--- WHAT THIS EXERCISE ASKS ---
a) In the article about Robert Lepage's virtual-reality library exhibition, which book inspired the show?
b) Does the article about Robert Lepage's virtual-reality library exhibition support each statement below? Answer yes or no for each, quoting the words from the article that settle it.
(i) The exhibition opened on October 27.
(ii) Visitors stand while wearing the Oculus Rift headset.
(iii) The Nautilus library is a real library in Denmark.

Robert Lepage virtual-reality show fetes 10th birthday of the Grande Bibliothèque

In what Robert Lepage calls the most ambitious use of Oculus Rift virtual-reality technology to date, a new exhibition celebrating the 10th anniversary of Montreal's Grande Bibliothèque takes visitors on a tour of ten of the world's most interesting libraries.

Inspired by writer Alberto Manguel's book, The Library at Night, Lepage worked with the theme of the night to create virtual visits of libraries.

Visitors to the exhibition, which opened Oct. 27, first walk through a reconstruction of Manguel's personal library before entering a darkened room that feels like a gloomy forest of birch trees and fallen leaves – book leaves, that is.

Library tables are set up, and seated at those tables, visitors put on an Oculus Rift headset.

Papyrus rolls in flames

Looking in the headset into the starry sky, they are taken on a virtual visit to any of Lepage's ten creations.

The original Bibliotheca Alexandrina may have burned down millenia ago, but in Lepage's immersive world, the visitor sees clerks shelving papyrus rolls – and then experiences the flames licking at their feet.

The other libraries include:

- BibliotecaVasconcelos in Mexico City.

- Admont Abbey Library in Austria.

- National and University Library of Bosnia and Herzegovina in Sarajevo.

- Canadian Library of Parliament in Ottawa.

- Hasedera Temple Library in Kamakura, Japan.

- Copenhagen University Library in Denmark.

- Library of Congress in Washington, DC.

- Sainte-Geneviève Library in Paris, France.

Among them, as well, is the Nautilus library – an imaginary library from Jules Verne's Twenty Thousand Leagues under the Sea.

Books as 'ghostly presences'

Manguel was present for the inauguration of Lepage's exhibition. He explained his fascination with the idea of libraries at night.

"Books become ghostly presences, and I am in an atmosphere of reflection and fantasy that is very different than that of the day," Manguel said.

--- DATA EXCERPTS ---
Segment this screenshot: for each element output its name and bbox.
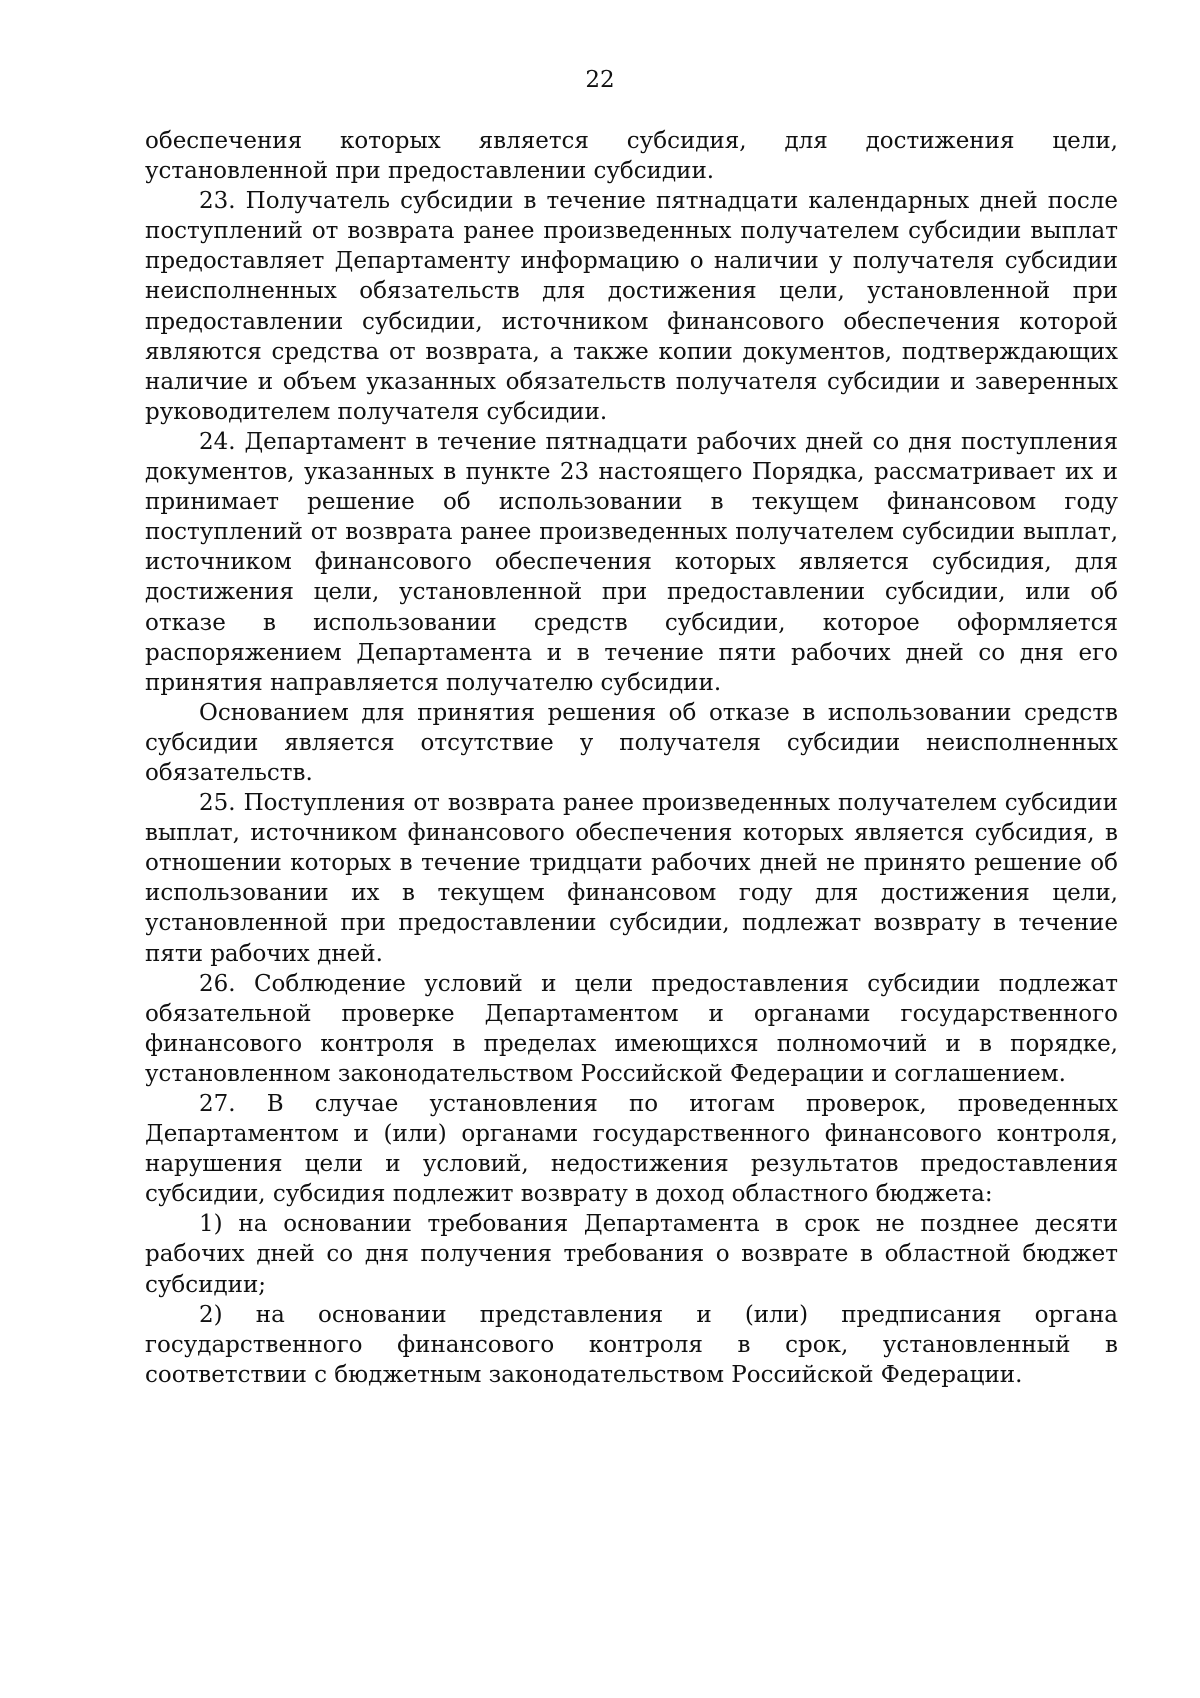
paragraph-item-27: 27. В случае установления по итогам проверок, проведенных Департаментом и (или) органами государственного финансового контроля, нарушения цели и условий, недостижения результатов предоставления субсидии, субсидия подлежит возврату в доход областного бюджета:: [145, 1091, 1118, 1208]
paragraph-subitem-2: 2) на основании представления и (или) предписания органа государственного финансового контроля в срок, установленный в соответствии с бюджетным законодательством Российской Федерации.: [145, 1301, 1118, 1388]
paragraph-item-24: 24. Департамент в течение пятнадцати рабочих дней со дня поступления документов, указанных в пункте 23 настоящего Порядка, рассматривает их и принимает решение об использовании в текущем финансовом году поступлений от возврата ранее произведенных получателем субсидии выплат, источником финансового обеспечения которых является субсидия, для достижения цели, установленной при предоставлении субсидии, или об отказе в использовании средств субсидии, которое оформляется распоряжением Департамента и в течение пяти рабочих дней со дня его принятия направляется получателю субсидии.: [145, 428, 1118, 696]
paragraph-item-25: 25. Поступления от возврата ранее произведенных получателем субсидии выплат, источником финансового обеспечения которых является субсидия, в отношении которых в течение тридцати рабочих дней не принято решение об использовании их в текущем финансовом году для достижения цели, установленной при предоставлении субсидии, подлежат возврату в течение пяти рабочих дней.: [145, 790, 1118, 967]
paragraph-continuation: обеспечения которых является субсидия, для достижения цели, установленной при предоставлении субсидии.: [145, 128, 1118, 185]
page-number: 22: [585, 67, 615, 93]
paragraph-item-26: 26. Соблюдение условий и цели предоставления субсидии подлежат обязательной проверке Департаментом и органами государственного финансового контроля в пределах имеющихся полномочий и в порядке, установленном законодательством Российской Федерации и соглашением.: [145, 970, 1118, 1087]
paragraph-item-23: 23. Получатель субсидии в течение пятнадцати календарных дней после поступлений от возврата ранее произведенных получателем субсидии выплат предоставляет Департаменту информацию о наличии у получателя субсидии неисполненных обязательств для достижения цели, установленной при предоставлении субсидии, источником финансового обеспечения которой являются средства от возврата, а также копии документов, подтверждающих наличие и объем указанных обязательств получателя субсидии и заверенных руководителем получателя субсидии.: [145, 188, 1118, 425]
paragraph-refusal-basis: Основанием для принятия решения об отказе в использовании средств субсидии является отсутствие у получателя субсидии неисполненных обязательств.: [145, 699, 1118, 786]
document-body: [145, 126, 1118, 1390]
paragraph-subitem-1: 1) на основании требования Департамента в срок не позднее десяти рабочих дней со дня получения требования о возврате в областной бюджет субсидии;: [145, 1211, 1118, 1298]
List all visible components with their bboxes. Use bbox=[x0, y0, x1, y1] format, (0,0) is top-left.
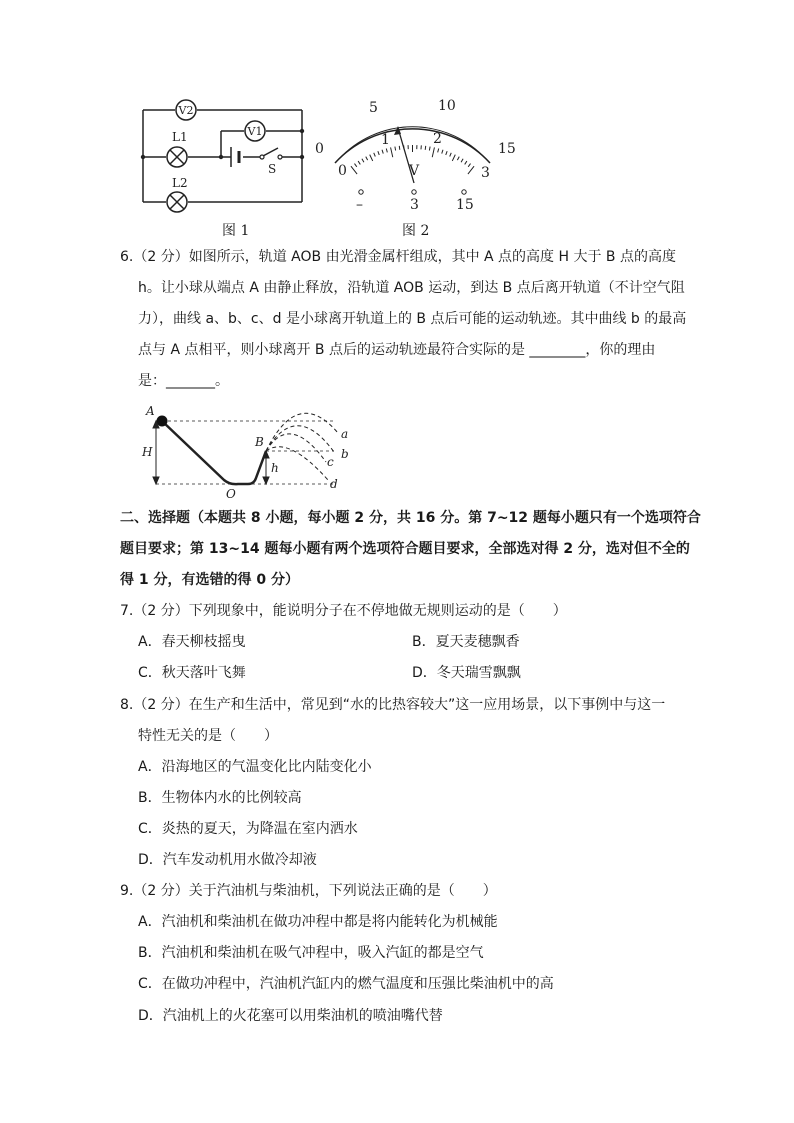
unit-label: V bbox=[409, 163, 420, 179]
section2-line-1: 二、选择题（本题共 8 小题，每小题 2 分，共 16 分。第 7~12 题每小题只有一个选项符合 bbox=[120, 510, 701, 526]
dial-tick bbox=[465, 161, 467, 164]
dial-tick bbox=[425, 146, 426, 150]
q9-option-c: C．在做功冲程中，汽油机汽缸内的燃气温度和压强比柴油机中的高 bbox=[138, 976, 554, 992]
track-figure bbox=[138, 400, 358, 500]
dial-tick bbox=[399, 146, 400, 150]
q7-stem: 7.（2 分）下列现象中，能说明分子在不停地做无规则运动的是（ ） bbox=[120, 603, 567, 619]
dial-tick bbox=[442, 150, 443, 154]
label-a-point: A bbox=[146, 404, 155, 418]
voltmeter-dial-figure bbox=[310, 95, 525, 215]
dial-tick bbox=[378, 151, 379, 155]
q8-stem-line-2: 特性无关的是（ ） bbox=[138, 728, 278, 744]
scale-top-5: 5 bbox=[369, 100, 378, 116]
scale-top-15: 15 bbox=[498, 141, 516, 157]
q9-option-b: B．汽油机和柴油机在吸气冲程中，吸入汽缸的都是空气 bbox=[138, 945, 484, 961]
q6-line-1: 6.（2 分）如图所示，轨道 AOB 由光滑金属杆组成，其中 A 点的高度 H 大于 B 点的高度 bbox=[120, 249, 676, 265]
q7-option-b: B．夏天麦穗飘香 bbox=[412, 634, 520, 650]
dial-tick bbox=[391, 147, 393, 157]
q9-option-a: A．汽油机和柴油机在做功冲程中都是将内能转化为机械能 bbox=[138, 914, 498, 930]
q6-line-3: 力），曲线 a、b、c、d 是小球离开轨道上的 B 点后可能的运动轨迹。其中曲线 b 的最高 bbox=[138, 311, 687, 327]
dial-tick bbox=[468, 164, 470, 167]
q8-stem-line-1: 8.（2 分）在生产和生活中，常见到“水的比热容较大”这一应用场景，以下事例中与这一 bbox=[120, 697, 666, 713]
q6-line-4: 点与 A 点相平，则小球离开 B 点后的运动轨迹最符合实际的是 ________，你的理由 bbox=[138, 342, 656, 358]
circuit-figure bbox=[135, 95, 310, 215]
dial-tick bbox=[366, 157, 368, 161]
curve-label-a: a bbox=[341, 427, 349, 441]
q7-option-d: D．冬天瑞雪飘飘 bbox=[412, 665, 521, 681]
q6-line-5: 是：_______。 bbox=[138, 373, 229, 389]
terminal-3: 3 bbox=[410, 197, 419, 213]
l2-label: L2 bbox=[172, 176, 188, 190]
dial-tick bbox=[395, 147, 396, 151]
curve-label-b: b bbox=[341, 447, 349, 461]
dial-tick bbox=[351, 166, 357, 174]
v1-label: V1 bbox=[247, 125, 263, 138]
dial-tick bbox=[382, 150, 383, 154]
dial-tick bbox=[374, 153, 376, 157]
dial-tick bbox=[432, 147, 434, 157]
dial-tick bbox=[358, 161, 360, 164]
scale-bottom-2: 2 bbox=[433, 131, 442, 147]
q6-line-2: h。让小球从端点 A 由静止释放，沿轨道 AOB 运动，到达 B 点后离开轨道（不计空气阻 bbox=[138, 280, 685, 296]
q9-stem: 9.（2 分）关于汽油机与柴油机，下列说法正确的是（ ） bbox=[120, 883, 497, 899]
scale-bottom-0: 0 bbox=[338, 163, 347, 179]
section2-line-2: 题目要求；第 13~14 题每小题有两个选项符合题目要求，全部选对得 2 分，选对但不全的 bbox=[120, 541, 690, 557]
dial-tick bbox=[370, 155, 373, 161]
dial-tick bbox=[438, 148, 439, 152]
lamp-l1 bbox=[167, 147, 187, 167]
dial-tick bbox=[446, 151, 447, 155]
v2-label: V2 bbox=[178, 104, 194, 117]
label-o-point: O bbox=[226, 487, 236, 500]
terminal-15: 15 bbox=[456, 197, 474, 213]
label-h-big: H bbox=[142, 445, 153, 459]
terminal-negative: – bbox=[356, 197, 363, 213]
dial-tick bbox=[450, 153, 452, 157]
dial-tick bbox=[362, 159, 364, 162]
q8-option-c: C．炎热的夏天，为降温在室内洒水 bbox=[138, 821, 358, 837]
scale-bottom-1: 1 bbox=[381, 132, 390, 148]
scale-top-10: 10 bbox=[438, 98, 456, 114]
switch-label: S bbox=[268, 162, 277, 176]
dial-tick bbox=[452, 155, 455, 161]
lamp-l2 bbox=[167, 192, 187, 212]
figure2-caption: 图 2 bbox=[402, 223, 430, 239]
curve-label-c: c bbox=[327, 455, 334, 469]
l1-label: L1 bbox=[172, 130, 188, 144]
label-h-small: h bbox=[271, 461, 279, 475]
q8-option-d: D．汽车发动机用水做冷却液 bbox=[138, 852, 317, 868]
curve-label-d: d bbox=[330, 477, 338, 491]
q7-option-a: A．春天柳枝摇曳 bbox=[138, 634, 246, 650]
dial-tick bbox=[429, 147, 430, 151]
figure1-caption: 图 1 bbox=[222, 223, 250, 239]
q8-option-b: B．生物体内水的比例较高 bbox=[138, 790, 302, 806]
dial-tick bbox=[386, 148, 387, 152]
q9-option-d: D．汽油机上的火花塞可以用柴油机的喷油嘴代替 bbox=[138, 1008, 443, 1024]
scale-bottom-3: 3 bbox=[481, 165, 490, 181]
q8-option-a: A．沿海地区的气温变化比内陆变化小 bbox=[138, 759, 372, 775]
dial-tick bbox=[457, 157, 459, 161]
dial-tick bbox=[468, 166, 474, 174]
track-aob bbox=[162, 421, 266, 484]
label-b-point: B bbox=[255, 435, 264, 449]
section2-line-3: 得 1 分，有选错的得 0 分） bbox=[120, 572, 299, 588]
dial-tick bbox=[354, 164, 356, 167]
scale-top-0: 0 bbox=[315, 141, 324, 157]
q7-option-c: C．秋天落叶飞舞 bbox=[138, 665, 246, 681]
dial-tick bbox=[461, 159, 463, 162]
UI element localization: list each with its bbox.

--- THE REPLIES ---
a) Alberto Manguel's book, The Library at Night.

b)
(i) Yes: "which opened Oct. 27"
(ii) No: "seated at those tables, visitors put on an Oculus Rift headset"
(iii) No: "an imaginary library from Jules Verne's Twenty Thousand Leagues under the Sea"